Records from a dataset

--- BEGIN ---

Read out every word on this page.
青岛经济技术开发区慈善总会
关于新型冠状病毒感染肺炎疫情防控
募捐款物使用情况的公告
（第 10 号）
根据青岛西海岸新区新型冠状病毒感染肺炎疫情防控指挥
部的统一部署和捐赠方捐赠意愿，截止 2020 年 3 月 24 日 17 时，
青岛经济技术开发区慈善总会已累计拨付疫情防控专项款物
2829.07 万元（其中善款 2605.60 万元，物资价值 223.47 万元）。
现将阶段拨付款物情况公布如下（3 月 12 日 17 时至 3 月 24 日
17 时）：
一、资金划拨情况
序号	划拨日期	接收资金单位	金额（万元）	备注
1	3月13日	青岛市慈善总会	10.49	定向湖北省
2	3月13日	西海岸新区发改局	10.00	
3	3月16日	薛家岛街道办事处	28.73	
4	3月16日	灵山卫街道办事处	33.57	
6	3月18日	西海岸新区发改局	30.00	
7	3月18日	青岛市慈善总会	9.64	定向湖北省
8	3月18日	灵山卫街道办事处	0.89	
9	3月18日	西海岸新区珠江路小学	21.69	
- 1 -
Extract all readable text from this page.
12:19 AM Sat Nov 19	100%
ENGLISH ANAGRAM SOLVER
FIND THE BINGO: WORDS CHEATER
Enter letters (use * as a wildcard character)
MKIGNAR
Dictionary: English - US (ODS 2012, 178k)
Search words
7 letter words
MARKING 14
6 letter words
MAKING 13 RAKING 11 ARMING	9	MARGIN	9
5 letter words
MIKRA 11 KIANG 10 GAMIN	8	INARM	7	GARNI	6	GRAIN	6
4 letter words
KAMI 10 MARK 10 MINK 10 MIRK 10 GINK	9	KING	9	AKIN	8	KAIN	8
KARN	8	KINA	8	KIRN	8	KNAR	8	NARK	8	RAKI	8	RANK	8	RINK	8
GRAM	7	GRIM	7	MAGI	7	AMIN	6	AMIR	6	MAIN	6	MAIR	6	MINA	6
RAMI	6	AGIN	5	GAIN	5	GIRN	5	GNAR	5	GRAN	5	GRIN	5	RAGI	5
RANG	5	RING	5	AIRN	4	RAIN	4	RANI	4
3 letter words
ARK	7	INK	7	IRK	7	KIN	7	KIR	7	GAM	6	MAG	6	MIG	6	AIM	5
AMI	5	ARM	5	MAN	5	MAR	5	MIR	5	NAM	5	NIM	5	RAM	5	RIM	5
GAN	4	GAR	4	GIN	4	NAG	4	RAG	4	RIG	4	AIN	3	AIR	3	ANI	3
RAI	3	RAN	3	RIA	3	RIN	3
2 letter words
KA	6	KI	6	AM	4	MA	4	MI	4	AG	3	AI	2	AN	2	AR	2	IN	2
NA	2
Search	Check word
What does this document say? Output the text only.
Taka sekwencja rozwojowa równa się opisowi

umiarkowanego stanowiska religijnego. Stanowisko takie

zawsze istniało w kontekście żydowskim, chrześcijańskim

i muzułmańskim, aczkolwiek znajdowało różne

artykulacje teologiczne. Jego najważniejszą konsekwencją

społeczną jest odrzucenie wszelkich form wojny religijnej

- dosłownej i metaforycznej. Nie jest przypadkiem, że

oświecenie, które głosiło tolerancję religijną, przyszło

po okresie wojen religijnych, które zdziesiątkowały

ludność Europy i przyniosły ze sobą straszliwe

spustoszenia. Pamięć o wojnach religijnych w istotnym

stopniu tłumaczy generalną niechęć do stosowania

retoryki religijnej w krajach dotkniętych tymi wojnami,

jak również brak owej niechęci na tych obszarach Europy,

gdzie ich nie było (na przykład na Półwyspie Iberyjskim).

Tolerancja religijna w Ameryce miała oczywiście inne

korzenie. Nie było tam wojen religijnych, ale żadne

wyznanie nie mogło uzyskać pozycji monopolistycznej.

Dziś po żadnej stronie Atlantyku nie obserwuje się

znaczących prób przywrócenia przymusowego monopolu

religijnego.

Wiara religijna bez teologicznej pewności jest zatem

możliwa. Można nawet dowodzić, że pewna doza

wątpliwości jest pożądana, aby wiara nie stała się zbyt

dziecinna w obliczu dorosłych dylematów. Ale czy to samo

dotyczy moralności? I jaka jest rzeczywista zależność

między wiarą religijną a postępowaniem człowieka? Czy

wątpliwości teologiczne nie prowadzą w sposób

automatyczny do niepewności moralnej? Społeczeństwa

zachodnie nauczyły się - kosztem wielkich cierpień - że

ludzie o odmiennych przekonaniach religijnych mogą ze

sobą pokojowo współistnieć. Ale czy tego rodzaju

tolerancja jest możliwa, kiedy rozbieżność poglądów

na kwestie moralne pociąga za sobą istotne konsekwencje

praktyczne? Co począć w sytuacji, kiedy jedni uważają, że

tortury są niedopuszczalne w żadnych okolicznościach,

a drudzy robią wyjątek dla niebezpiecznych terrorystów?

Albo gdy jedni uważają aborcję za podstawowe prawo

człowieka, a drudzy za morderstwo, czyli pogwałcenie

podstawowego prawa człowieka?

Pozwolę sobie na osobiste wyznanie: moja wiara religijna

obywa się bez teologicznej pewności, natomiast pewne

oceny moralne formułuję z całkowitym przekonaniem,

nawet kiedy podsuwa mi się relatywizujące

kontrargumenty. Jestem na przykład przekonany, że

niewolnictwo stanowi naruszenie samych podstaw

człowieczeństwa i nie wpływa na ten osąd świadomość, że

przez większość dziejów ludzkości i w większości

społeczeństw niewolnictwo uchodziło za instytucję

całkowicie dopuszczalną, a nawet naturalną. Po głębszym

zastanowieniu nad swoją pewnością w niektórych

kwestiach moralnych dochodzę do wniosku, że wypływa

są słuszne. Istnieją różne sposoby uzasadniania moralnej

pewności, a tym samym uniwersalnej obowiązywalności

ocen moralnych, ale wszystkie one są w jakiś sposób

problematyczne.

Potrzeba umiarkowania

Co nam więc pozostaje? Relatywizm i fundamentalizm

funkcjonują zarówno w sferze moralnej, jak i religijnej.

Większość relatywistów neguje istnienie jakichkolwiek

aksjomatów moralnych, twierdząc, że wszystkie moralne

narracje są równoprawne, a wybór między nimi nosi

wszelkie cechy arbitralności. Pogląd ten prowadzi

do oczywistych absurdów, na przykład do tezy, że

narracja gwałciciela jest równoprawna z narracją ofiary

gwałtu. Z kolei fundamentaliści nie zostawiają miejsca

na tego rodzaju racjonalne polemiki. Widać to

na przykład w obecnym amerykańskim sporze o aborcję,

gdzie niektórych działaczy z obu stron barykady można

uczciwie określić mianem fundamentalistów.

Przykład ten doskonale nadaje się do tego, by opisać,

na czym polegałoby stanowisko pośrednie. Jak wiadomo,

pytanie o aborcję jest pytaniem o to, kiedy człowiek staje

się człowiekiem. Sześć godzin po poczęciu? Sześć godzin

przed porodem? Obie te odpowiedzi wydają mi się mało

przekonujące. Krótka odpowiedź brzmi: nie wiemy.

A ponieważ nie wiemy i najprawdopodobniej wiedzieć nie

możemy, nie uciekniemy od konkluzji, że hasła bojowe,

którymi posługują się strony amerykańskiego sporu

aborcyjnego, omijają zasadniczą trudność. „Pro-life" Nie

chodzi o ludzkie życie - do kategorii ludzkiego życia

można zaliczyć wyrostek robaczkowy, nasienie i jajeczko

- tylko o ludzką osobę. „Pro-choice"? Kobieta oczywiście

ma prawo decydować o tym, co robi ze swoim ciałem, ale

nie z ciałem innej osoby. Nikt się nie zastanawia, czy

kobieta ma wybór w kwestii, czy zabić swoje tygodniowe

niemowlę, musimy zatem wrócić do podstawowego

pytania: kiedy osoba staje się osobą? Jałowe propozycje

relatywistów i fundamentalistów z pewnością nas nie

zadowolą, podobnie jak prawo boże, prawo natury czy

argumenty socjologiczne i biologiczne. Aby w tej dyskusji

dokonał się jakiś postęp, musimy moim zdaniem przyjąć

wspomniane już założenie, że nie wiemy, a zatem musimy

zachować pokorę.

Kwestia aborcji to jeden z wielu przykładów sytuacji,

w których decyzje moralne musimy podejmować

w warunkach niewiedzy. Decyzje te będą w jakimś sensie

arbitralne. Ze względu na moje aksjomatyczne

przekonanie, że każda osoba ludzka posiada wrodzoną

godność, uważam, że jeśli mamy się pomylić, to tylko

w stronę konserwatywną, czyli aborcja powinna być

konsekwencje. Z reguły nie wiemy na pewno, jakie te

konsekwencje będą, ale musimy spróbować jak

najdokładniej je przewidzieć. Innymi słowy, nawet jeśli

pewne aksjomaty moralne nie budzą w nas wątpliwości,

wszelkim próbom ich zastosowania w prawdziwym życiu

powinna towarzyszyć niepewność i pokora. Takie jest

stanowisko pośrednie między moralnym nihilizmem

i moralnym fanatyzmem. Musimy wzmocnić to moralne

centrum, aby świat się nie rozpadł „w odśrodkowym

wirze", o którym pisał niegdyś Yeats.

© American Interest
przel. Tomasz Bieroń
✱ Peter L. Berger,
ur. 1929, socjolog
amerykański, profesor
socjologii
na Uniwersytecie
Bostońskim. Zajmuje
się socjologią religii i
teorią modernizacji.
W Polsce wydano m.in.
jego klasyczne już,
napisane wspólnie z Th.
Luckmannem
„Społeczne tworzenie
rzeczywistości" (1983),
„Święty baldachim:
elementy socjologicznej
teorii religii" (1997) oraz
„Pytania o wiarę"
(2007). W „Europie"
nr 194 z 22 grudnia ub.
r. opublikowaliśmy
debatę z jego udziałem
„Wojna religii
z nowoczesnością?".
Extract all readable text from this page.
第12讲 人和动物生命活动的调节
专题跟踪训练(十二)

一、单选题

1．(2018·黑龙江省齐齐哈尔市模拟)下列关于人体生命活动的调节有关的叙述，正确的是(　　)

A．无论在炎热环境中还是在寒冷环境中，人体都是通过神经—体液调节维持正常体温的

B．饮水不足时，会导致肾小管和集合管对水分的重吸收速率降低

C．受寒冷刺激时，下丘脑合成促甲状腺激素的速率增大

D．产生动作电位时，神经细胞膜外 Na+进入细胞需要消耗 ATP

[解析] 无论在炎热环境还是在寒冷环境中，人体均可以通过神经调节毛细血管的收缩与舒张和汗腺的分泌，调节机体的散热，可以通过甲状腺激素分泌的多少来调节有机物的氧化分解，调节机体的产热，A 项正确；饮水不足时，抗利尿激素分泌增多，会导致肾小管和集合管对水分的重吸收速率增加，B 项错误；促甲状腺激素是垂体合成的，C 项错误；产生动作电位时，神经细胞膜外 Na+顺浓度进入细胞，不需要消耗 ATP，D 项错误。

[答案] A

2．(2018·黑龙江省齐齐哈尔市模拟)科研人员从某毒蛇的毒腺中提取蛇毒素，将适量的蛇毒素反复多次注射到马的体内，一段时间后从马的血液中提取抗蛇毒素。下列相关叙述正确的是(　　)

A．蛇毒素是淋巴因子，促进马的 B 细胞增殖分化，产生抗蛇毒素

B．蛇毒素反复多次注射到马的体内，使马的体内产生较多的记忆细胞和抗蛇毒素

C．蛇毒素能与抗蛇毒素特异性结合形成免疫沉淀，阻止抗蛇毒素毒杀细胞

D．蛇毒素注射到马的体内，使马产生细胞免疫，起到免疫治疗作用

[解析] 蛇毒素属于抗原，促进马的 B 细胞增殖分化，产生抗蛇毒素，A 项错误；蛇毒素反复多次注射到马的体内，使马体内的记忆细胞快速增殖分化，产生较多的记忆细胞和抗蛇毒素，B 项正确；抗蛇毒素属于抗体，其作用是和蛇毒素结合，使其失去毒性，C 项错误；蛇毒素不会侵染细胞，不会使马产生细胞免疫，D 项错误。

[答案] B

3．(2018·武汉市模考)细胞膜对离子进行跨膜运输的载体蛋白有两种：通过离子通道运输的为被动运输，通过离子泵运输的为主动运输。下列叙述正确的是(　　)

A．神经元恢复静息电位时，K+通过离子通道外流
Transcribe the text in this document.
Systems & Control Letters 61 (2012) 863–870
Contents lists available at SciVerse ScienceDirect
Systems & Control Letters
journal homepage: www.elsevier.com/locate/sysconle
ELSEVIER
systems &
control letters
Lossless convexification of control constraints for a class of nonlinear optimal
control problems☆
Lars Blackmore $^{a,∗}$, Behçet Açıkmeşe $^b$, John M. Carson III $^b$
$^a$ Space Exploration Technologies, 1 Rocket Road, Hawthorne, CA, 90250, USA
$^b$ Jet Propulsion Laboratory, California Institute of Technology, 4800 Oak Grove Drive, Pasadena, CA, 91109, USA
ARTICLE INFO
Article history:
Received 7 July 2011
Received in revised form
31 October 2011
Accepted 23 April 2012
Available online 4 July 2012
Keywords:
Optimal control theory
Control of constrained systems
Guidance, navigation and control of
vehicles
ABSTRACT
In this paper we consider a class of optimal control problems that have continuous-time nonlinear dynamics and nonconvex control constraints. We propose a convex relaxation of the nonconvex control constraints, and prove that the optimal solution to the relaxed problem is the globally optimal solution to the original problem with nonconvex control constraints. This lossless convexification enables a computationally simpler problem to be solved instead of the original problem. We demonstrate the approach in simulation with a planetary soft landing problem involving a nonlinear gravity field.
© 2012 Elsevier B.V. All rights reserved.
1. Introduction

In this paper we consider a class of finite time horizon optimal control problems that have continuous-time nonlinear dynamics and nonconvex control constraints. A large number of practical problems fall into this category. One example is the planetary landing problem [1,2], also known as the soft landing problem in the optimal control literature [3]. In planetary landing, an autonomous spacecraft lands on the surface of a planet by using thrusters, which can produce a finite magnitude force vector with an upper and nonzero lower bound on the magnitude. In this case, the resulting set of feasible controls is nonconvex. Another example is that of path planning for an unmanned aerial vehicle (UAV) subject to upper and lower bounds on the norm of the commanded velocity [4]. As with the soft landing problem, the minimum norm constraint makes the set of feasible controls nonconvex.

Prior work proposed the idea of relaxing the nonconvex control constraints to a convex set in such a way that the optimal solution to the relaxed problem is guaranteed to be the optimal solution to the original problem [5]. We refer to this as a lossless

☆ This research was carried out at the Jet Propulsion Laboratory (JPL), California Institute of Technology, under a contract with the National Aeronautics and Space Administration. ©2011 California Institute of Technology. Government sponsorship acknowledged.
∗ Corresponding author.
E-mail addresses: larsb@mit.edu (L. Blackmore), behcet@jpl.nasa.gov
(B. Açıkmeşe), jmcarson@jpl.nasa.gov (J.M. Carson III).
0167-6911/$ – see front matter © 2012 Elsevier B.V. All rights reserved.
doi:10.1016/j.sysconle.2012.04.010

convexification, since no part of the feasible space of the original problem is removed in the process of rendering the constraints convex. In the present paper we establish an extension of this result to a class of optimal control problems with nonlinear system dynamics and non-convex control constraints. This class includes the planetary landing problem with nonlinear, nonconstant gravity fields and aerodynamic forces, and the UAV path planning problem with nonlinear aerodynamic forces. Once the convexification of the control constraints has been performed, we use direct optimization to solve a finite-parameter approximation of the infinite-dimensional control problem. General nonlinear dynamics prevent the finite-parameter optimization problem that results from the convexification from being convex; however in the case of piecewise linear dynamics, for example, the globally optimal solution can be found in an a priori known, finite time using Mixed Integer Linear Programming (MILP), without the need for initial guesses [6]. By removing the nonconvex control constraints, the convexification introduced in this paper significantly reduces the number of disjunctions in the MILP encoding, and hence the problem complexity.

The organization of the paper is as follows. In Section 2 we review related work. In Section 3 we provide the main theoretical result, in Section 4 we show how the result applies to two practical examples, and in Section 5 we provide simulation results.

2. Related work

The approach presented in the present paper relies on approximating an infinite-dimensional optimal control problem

--- END ---

§ **Work to be completed**
Pick out all lines from the data above in which the word "sysconle" appears.

§ **Full response**
journal homepage: www.elsevier.com/locate/sysconle
doi:10.1016/j.sysconle.2012.04.010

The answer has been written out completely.